*SHORT EXERCISE*: From the entries below, gather every line containing the string "with".

*LISTED ENTRIES*:

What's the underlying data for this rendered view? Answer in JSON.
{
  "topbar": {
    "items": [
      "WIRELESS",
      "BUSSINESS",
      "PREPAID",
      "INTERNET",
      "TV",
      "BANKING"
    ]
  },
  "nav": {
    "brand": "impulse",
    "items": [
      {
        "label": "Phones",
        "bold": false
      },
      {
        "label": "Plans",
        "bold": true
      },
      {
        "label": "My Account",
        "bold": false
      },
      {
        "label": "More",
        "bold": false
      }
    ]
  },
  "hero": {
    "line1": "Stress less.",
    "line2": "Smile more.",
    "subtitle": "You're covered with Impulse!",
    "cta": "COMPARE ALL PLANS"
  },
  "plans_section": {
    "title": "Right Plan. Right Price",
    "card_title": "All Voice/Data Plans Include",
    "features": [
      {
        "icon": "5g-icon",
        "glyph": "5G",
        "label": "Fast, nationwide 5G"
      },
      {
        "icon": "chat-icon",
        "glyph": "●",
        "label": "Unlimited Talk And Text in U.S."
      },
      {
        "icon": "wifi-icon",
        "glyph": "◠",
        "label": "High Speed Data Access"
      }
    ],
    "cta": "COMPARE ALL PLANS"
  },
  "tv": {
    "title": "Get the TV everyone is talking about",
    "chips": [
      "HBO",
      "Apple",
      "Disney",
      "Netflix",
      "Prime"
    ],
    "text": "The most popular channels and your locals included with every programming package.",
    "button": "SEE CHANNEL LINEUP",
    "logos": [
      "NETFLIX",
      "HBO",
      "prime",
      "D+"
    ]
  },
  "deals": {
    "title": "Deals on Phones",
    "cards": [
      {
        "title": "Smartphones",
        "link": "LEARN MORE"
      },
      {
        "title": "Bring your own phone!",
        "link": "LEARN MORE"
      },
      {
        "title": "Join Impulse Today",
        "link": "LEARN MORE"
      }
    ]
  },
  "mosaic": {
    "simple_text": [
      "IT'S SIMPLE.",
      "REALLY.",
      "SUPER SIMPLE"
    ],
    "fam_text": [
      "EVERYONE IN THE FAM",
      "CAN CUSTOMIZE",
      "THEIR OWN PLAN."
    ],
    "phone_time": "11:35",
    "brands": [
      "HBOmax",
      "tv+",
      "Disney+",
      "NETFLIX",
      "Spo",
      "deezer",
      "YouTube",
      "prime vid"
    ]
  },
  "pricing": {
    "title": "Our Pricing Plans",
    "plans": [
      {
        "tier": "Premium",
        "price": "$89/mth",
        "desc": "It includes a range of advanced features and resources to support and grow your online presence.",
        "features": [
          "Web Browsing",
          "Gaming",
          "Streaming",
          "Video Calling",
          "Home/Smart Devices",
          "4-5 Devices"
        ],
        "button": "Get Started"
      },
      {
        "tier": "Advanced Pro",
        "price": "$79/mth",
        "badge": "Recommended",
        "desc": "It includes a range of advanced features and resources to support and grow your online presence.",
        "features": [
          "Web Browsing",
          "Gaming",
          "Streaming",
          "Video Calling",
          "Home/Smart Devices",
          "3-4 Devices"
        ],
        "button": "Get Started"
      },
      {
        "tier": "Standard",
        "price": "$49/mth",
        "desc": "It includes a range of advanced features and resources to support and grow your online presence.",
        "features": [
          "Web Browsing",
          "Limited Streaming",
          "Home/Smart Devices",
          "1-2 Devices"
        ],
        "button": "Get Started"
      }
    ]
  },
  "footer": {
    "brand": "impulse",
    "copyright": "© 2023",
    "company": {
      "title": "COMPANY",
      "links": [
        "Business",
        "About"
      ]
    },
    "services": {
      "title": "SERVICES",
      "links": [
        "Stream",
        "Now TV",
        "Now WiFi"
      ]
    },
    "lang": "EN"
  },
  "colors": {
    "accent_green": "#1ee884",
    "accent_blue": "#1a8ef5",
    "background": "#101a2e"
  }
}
...
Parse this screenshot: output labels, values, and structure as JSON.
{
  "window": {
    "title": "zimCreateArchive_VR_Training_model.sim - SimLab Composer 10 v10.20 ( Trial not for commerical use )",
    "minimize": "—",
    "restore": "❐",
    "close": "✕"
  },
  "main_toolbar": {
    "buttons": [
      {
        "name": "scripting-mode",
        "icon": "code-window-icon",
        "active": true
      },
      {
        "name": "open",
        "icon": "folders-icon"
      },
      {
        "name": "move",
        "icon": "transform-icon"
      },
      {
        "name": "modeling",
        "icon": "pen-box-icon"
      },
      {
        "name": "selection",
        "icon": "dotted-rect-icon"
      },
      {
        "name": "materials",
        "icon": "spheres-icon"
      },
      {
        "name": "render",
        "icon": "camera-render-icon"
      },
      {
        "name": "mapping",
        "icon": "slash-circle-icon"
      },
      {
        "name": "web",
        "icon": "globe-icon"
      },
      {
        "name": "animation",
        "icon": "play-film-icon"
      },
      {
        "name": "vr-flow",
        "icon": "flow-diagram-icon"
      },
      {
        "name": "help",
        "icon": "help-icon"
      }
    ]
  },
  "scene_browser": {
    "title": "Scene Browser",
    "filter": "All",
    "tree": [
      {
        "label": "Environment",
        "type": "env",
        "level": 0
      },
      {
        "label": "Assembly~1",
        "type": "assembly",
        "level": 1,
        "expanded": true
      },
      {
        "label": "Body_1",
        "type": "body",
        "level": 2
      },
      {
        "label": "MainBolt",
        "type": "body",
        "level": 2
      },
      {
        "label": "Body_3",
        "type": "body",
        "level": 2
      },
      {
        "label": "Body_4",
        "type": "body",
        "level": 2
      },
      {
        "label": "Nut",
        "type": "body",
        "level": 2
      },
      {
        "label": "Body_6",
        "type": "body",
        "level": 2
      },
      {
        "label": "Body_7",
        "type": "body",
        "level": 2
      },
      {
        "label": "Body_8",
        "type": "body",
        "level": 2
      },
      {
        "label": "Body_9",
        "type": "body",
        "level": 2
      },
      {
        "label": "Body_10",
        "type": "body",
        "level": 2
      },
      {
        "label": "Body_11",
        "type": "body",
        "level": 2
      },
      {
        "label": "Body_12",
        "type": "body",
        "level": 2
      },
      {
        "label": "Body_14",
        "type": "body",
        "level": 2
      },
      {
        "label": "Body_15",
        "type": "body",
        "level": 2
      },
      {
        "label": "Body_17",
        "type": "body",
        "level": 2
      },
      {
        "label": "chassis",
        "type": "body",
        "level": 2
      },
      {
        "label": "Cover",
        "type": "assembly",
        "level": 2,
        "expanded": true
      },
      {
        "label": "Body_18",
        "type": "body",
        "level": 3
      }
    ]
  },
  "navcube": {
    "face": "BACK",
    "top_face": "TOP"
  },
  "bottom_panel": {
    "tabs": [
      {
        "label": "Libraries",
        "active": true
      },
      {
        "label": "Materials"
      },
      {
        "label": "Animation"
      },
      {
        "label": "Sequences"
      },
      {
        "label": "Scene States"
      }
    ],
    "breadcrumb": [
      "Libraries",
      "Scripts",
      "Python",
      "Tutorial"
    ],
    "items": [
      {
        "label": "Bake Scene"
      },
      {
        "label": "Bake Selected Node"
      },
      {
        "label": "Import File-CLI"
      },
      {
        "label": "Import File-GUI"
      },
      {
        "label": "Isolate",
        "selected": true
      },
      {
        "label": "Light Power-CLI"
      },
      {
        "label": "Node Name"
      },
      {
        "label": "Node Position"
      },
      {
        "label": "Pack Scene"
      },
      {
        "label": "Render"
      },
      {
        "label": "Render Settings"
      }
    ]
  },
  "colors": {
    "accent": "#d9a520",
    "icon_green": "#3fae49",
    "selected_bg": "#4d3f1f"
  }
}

*FINAL ANSWER*:
    "subtitle": "You're covered with Impulse!",
    "text": "The most popular channels and your locals included with every programming package.",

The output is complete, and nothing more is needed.